== Your instructions ==
Select each line where the word "avión" appears.

· · · · ·

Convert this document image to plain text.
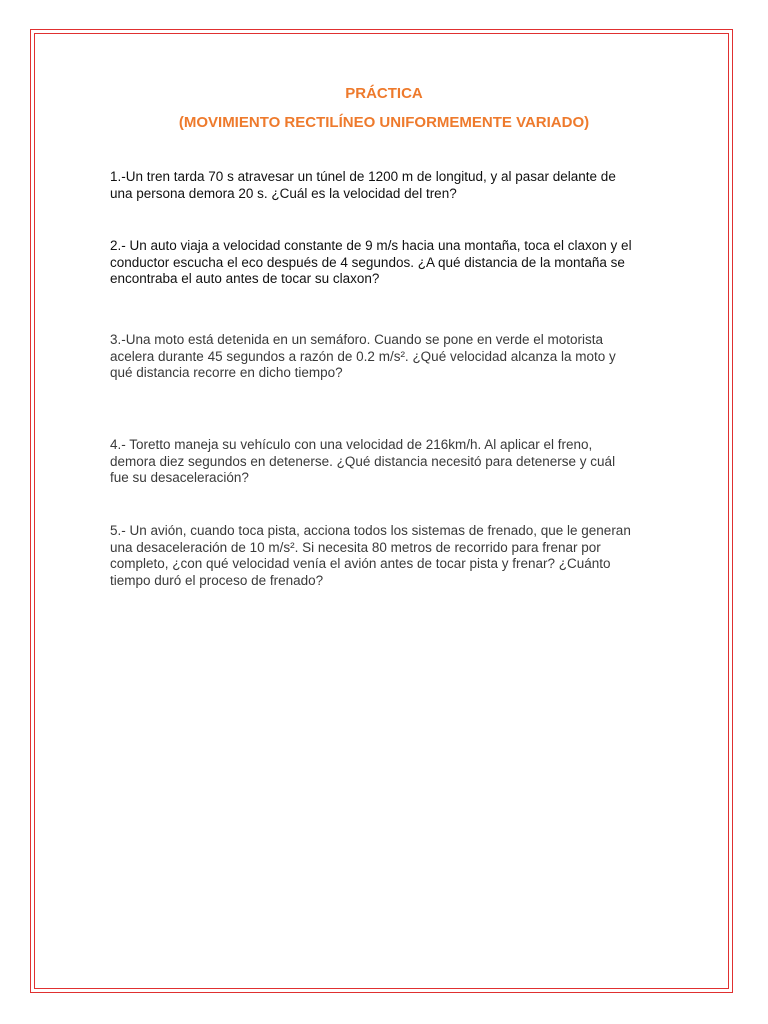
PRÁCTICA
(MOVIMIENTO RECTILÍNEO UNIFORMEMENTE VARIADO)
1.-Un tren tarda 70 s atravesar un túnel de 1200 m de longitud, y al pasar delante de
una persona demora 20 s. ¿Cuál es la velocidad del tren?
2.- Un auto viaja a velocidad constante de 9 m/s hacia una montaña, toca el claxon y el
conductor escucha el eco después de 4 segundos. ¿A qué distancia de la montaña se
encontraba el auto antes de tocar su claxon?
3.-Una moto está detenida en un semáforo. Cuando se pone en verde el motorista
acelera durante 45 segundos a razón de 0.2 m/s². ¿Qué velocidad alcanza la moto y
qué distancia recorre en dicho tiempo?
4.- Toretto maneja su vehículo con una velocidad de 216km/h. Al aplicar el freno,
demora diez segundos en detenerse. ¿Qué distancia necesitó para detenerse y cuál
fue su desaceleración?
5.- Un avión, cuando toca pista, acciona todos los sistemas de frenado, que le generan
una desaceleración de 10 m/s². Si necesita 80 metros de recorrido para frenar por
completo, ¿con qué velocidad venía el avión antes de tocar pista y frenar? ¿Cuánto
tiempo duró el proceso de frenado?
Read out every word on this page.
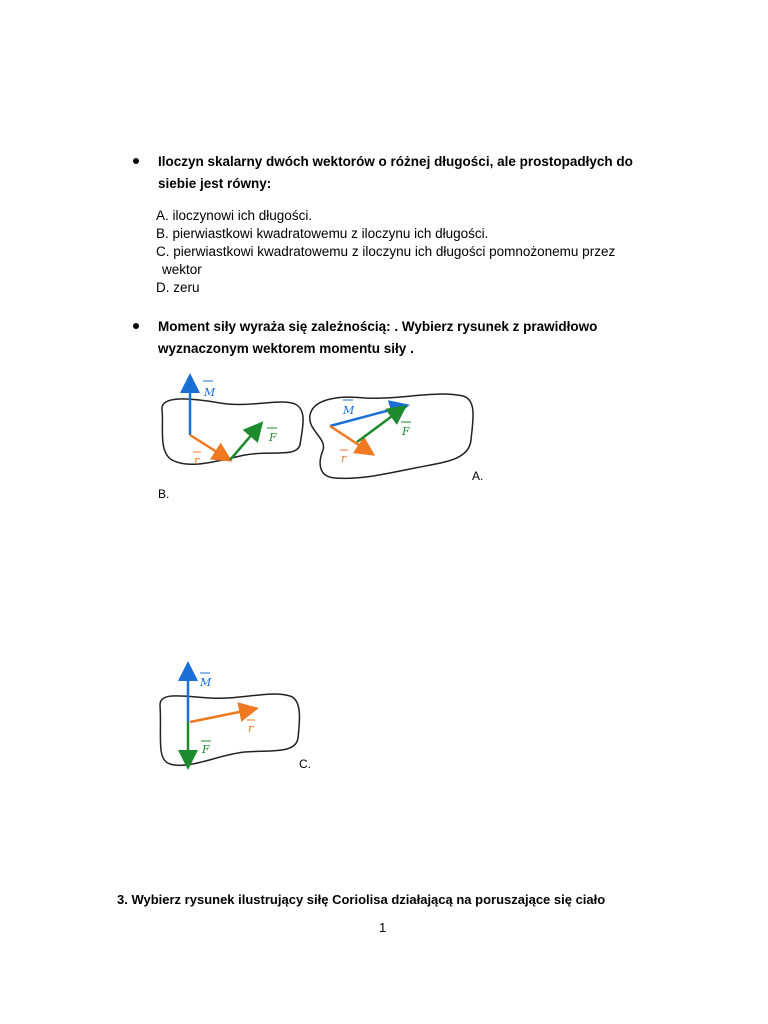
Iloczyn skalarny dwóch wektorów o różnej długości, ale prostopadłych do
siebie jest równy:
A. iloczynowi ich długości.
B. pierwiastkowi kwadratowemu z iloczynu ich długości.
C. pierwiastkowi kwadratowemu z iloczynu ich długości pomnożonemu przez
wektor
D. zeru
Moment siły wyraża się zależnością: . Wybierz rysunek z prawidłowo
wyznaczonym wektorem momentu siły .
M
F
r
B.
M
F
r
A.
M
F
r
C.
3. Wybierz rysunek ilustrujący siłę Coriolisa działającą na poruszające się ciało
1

· · · · ·

== Solution to this exercise ==
5.- Un avión, cuando toca pista, acciona todos los sistemas de frenado, que le generan
completo, ¿con qué velocidad venía el avión antes de tocar pista y frenar? ¿Cuánto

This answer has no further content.